══ Data for this exercise ══

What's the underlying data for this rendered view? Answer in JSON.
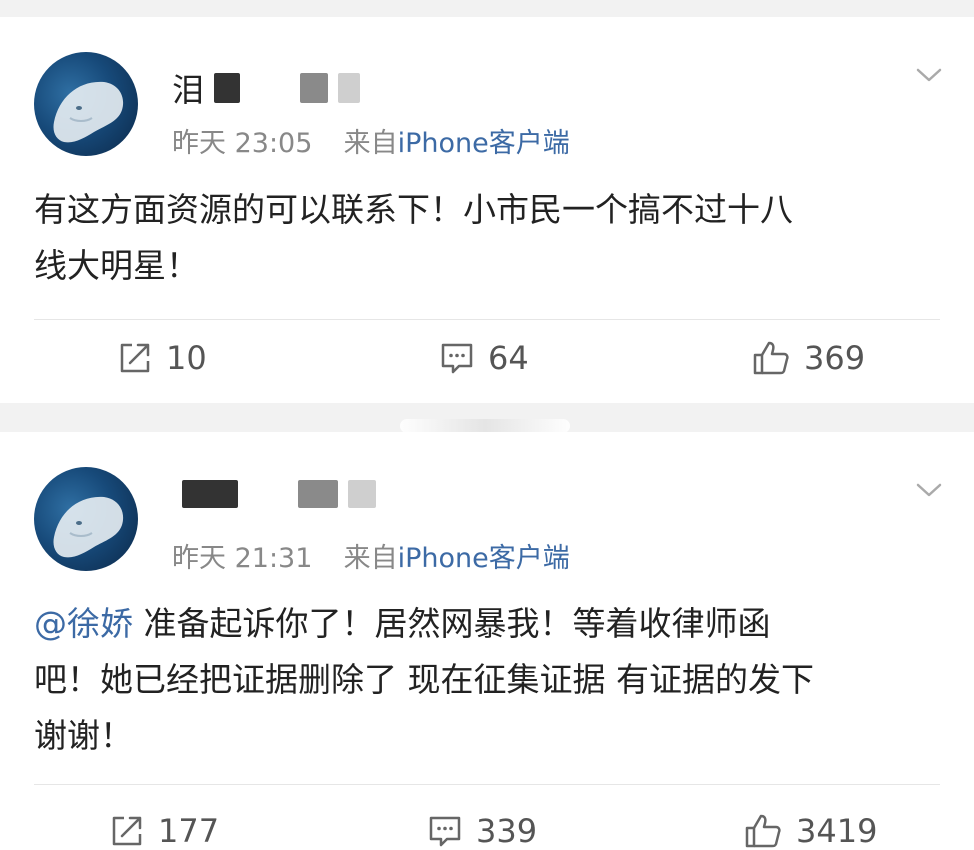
{
  "posts": [
    {
      "username": "泪",
      "time": "昨天 23:05",
      "source_prefix": "来自",
      "source": "iPhone客户端",
      "content_lines": [
        "有这方面资源的可以联系下！小市民一个搞不过十八",
        "线大明星！"
      ],
      "repost_count": "10",
      "comment_count": "64",
      "like_count": "369"
    },
    {
      "username": "",
      "time": "昨天 21:31",
      "source_prefix": "来自",
      "source": "iPhone客户端",
      "mention": "@徐娇",
      "content_first": " 准备起诉你了！居然网暴我！等着收律师函",
      "content_lines": [
        "吧！她已经把证据删除了 现在征集证据 有证据的发下",
        "谢谢！"
      ],
      "repost_count": "177",
      "comment_count": "339",
      "like_count": "3419"
    }
  ],
  "icons": {
    "repost": "repost-icon",
    "comment": "comment-icon",
    "like": "thumbs-up-icon",
    "menu": "chevron-down-icon"
  },
  "colors": {
    "link": "#3c6aa5",
    "meta": "#888888",
    "background": "#f2f2f2"
  }
}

═══

§ **Goal**:
Pictures don't belong in the copy. Restate all the entries exactly.

§ **Output of the exercise**:
What's the underlying data for this rendered view? Answer in JSON.
{
  "posts": [
    {
      "username": "泪",
      "time": "昨天 23:05",
      "source_prefix": "来自",
      "source": "iPhone客户端",
      "content_lines": [
        "有这方面资源的可以联系下！小市民一个搞不过十八",
        "线大明星！"
      ],
      "repost_count": "10",
      "comment_count": "64",
      "like_count": "369"
    },
    {
      "username": "",
      "time": "昨天 21:31",
      "source_prefix": "来自",
      "source": "iPhone客户端",
      "mention": "@徐娇",
      "content_first": " 准备起诉你了！居然网暴我！等着收律师函",
      "content_lines": [
        "吧！她已经把证据删除了 现在征集证据 有证据的发下",
        "谢谢！"
      ],
      "repost_count": "177",
      "comment_count": "339",
      "like_count": "3419"
    }
  ],
  "icons": {
    "repost": "repost-icon",
    "comment": "comment-icon",
    "like": "thumbs-up-icon",
    "menu": "chevron-down-icon"
  },
  "colors": {
    "link": "#3c6aa5",
    "meta": "#888888",
    "background": "#f2f2f2"
  }
}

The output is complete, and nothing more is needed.